Collected data
###

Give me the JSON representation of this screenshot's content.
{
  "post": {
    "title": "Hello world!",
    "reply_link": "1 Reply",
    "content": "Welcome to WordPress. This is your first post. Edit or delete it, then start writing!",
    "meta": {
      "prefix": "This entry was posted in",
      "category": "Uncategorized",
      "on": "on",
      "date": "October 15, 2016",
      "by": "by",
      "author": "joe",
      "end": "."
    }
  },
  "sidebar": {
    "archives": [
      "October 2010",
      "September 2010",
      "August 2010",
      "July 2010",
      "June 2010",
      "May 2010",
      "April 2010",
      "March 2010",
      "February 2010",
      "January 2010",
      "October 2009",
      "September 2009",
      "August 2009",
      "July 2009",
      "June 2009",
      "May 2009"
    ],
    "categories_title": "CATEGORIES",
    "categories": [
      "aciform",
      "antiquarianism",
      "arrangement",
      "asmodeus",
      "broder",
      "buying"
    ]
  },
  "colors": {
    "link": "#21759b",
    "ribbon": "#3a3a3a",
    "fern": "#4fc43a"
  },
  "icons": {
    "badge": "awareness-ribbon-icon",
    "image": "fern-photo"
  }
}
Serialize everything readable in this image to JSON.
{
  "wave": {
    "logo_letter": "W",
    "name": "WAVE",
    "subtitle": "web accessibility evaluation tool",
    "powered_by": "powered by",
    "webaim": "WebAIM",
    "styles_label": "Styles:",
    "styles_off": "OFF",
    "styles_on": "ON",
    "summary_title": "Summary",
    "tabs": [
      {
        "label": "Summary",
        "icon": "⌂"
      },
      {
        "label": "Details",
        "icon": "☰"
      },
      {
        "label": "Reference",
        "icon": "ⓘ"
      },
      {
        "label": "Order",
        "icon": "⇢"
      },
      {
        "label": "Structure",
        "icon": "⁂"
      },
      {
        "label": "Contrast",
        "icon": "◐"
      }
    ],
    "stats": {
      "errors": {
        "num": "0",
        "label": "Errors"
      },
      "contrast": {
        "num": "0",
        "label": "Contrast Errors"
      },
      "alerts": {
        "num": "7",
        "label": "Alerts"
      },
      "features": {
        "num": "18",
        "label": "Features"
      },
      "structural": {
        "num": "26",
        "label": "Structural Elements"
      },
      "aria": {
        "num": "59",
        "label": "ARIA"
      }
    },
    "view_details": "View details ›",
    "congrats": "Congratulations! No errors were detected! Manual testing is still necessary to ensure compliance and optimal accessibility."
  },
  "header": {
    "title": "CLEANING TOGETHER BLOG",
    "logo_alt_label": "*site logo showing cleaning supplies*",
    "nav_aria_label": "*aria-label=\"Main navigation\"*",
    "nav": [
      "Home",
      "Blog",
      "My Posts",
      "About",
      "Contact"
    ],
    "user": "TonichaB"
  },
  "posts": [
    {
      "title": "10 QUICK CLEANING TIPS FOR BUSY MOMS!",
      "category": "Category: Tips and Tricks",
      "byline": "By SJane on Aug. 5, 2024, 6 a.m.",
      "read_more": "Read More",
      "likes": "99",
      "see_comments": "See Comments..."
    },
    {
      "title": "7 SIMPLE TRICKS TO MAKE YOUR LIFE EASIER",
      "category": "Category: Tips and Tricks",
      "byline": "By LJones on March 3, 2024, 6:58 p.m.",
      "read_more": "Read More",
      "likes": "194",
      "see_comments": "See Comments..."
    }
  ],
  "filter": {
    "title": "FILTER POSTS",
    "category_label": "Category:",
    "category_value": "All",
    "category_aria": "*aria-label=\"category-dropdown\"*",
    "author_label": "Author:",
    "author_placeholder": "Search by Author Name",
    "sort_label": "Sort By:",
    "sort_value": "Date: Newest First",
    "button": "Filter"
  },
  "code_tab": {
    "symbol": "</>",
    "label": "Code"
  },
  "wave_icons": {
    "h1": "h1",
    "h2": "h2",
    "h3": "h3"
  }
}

###

» Task requirements: Among the records above, find each line holding the string "image" and pull it out.

» Output for this exercise:
    "image": "fern-photo"
Serialize everything readable in this image to JSON.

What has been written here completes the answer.